> WHAT YOU WILL DO: Extract every line below that contains the word "asientos".
* Begin *
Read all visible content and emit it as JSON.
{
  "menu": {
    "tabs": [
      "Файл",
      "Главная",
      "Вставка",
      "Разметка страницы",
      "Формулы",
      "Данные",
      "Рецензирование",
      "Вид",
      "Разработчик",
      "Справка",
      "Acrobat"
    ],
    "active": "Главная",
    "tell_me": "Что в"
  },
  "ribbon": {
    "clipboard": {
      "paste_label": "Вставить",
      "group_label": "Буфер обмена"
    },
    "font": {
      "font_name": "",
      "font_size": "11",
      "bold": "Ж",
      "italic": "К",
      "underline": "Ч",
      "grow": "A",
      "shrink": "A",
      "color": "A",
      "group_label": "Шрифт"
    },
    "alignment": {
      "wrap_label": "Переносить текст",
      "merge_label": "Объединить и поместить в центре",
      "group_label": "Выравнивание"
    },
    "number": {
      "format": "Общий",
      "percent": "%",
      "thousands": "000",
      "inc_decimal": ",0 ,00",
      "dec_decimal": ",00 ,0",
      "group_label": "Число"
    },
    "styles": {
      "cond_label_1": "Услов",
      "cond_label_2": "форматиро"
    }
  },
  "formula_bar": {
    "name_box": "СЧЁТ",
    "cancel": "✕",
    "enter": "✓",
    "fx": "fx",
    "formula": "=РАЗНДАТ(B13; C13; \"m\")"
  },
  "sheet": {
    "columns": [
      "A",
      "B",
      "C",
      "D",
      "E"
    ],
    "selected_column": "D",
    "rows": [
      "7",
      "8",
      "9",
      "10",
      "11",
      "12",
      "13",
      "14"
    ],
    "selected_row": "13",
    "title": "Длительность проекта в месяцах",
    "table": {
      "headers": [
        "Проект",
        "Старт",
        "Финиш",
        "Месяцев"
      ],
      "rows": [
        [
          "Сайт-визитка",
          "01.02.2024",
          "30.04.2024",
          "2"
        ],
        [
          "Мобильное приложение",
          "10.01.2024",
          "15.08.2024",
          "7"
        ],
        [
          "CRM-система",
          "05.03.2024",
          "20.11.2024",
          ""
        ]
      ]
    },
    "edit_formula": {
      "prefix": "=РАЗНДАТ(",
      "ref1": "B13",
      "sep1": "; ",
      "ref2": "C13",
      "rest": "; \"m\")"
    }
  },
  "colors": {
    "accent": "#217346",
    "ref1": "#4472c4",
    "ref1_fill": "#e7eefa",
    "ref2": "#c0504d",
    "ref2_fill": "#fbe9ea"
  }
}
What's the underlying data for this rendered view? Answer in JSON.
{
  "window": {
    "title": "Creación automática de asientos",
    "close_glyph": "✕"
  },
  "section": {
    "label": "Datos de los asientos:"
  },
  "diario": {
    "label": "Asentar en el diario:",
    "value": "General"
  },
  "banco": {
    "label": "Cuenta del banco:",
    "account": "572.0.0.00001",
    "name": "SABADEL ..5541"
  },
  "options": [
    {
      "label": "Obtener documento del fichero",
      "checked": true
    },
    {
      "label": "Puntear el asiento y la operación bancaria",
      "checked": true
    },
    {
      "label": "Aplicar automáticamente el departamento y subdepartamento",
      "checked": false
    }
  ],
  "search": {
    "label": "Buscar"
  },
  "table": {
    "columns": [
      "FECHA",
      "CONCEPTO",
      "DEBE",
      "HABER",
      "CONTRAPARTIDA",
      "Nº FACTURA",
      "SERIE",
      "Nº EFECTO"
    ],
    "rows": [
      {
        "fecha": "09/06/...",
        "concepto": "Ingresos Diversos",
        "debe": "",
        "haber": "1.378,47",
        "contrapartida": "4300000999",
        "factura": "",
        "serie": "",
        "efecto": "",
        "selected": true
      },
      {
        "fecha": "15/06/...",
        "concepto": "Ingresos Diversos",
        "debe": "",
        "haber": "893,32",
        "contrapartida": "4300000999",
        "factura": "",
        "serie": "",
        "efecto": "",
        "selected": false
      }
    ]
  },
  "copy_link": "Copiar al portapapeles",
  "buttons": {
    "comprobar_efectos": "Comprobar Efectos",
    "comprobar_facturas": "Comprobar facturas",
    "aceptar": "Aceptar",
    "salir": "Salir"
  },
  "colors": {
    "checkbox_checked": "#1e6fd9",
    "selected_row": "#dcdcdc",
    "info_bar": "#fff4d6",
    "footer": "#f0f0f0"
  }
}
* End *
> FINISHED EXERCISE:
    "title": "Creación automática de asientos",
    "label": "Datos de los asientos:"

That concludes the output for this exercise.